--- Written task ---
Below are some records; repeat them all exactly, minus the pictures.

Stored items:
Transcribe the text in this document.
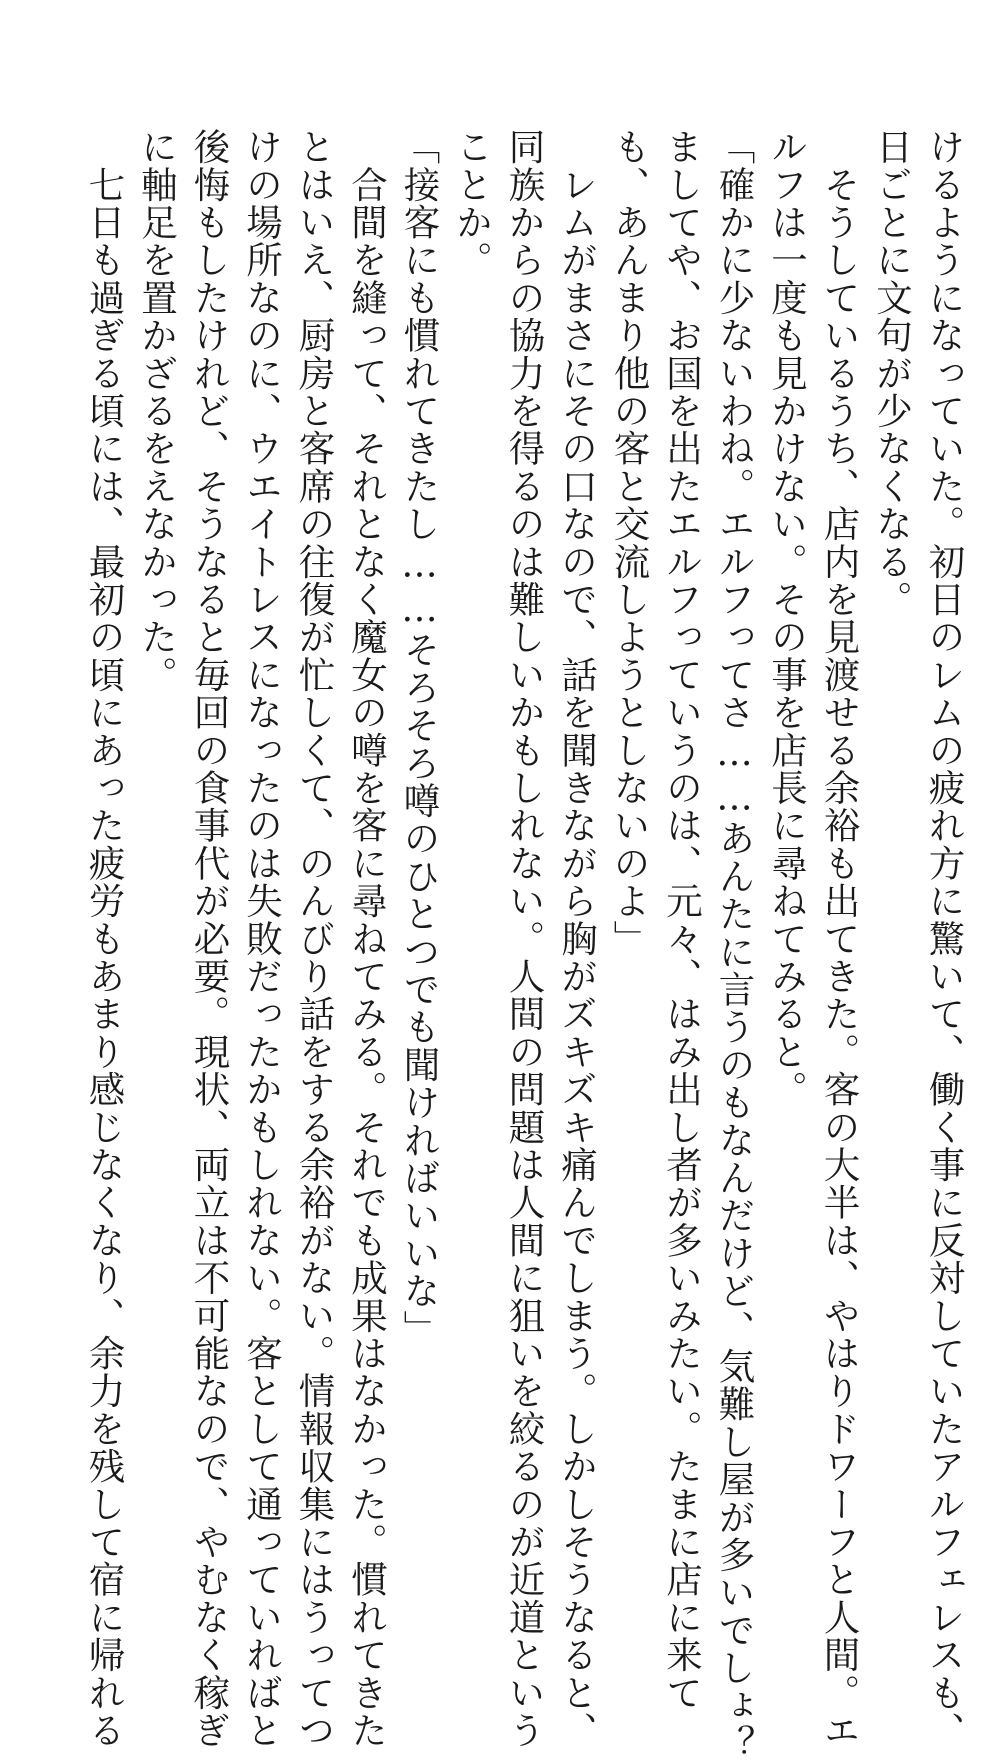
けるようになっていた。初日のレムの疲れ方に驚いて、働く事に反対していたアルフェレスも、

日ごとに文句が少なくなる。

　そうしているうち、店内を見渡せる余裕も出てきた。客の大半は、やはりドワーフと人間。エ

ルフは一度も見かけない。その事を店長に尋ねてみると。

「確かに少ないわね。エルフってさ……あんたに言うのもなんだけど、気難し屋が多いでしょ？

ましてや、お国を出たエルフっていうのは、元々、はみ出し者が多いみたい。たまに店に来て

も、あんまり他の客と交流しようとしないのよ」

　レムがまさにその口なので、話を聞きながら胸がズキズキ痛んでしまう。しかしそうなると、

同族からの協力を得るのは難しいかもしれない。人間の問題は人間に狙いを絞るのが近道という

ことか。

「接客にも慣れてきたし……そろそろ噂のひとつでも聞ければいいな」

　合間を縫って、それとなく魔女の噂を客に尋ねてみる。それでも成果はなかった。慣れてきた

とはいえ、厨房と客席の往復が忙しくて、のんびり話をする余裕がない。情報収集にはうってつ

けの場所なのに、ウエイトレスになったのは失敗だったかもしれない。客として通っていればと

後悔もしたけれど、そうなると毎回の食事代が必要。現状、両立は不可能なので、やむなく稼ぎ

に軸足を置かざるをえなかった。

　七日も過ぎる頃には、最初の頃にあった疲労もあまり感じなくなり、余力を残して宿に帰れる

--- Output ---
Transcribe the text in this document.
けるようになっていた。初日のレムの疲れ方に驚いて、働く事に反対していたアルフェレスも、

日ごとに文句が少なくなる。

　そうしているうち、店内を見渡せる余裕も出てきた。客の大半は、やはりドワーフと人間。エ

ルフは一度も見かけない。その事を店長に尋ねてみると。

「確かに少ないわね。エルフってさ……あんたに言うのもなんだけど、気難し屋が多いでしょ？

ましてや、お国を出たエルフっていうのは、元々、はみ出し者が多いみたい。たまに店に来て

も、あんまり他の客と交流しようとしないのよ」

　レムがまさにその口なので、話を聞きながら胸がズキズキ痛んでしまう。しかしそうなると、

同族からの協力を得るのは難しいかもしれない。人間の問題は人間に狙いを絞るのが近道という

ことか。

「接客にも慣れてきたし……そろそろ噂のひとつでも聞ければいいな」

　合間を縫って、それとなく魔女の噂を客に尋ねてみる。それでも成果はなかった。慣れてきた

とはいえ、厨房と客席の往復が忙しくて、のんびり話をする余裕がない。情報収集にはうってつ

けの場所なのに、ウエイトレスになったのは失敗だったかもしれない。客として通っていればと

後悔もしたけれど、そうなると毎回の食事代が必要。現状、両立は不可能なので、やむなく稼ぎ

に軸足を置かざるをえなかった。

　七日も過ぎる頃には、最初の頃にあった疲労もあまり感じなくなり、余力を残して宿に帰れる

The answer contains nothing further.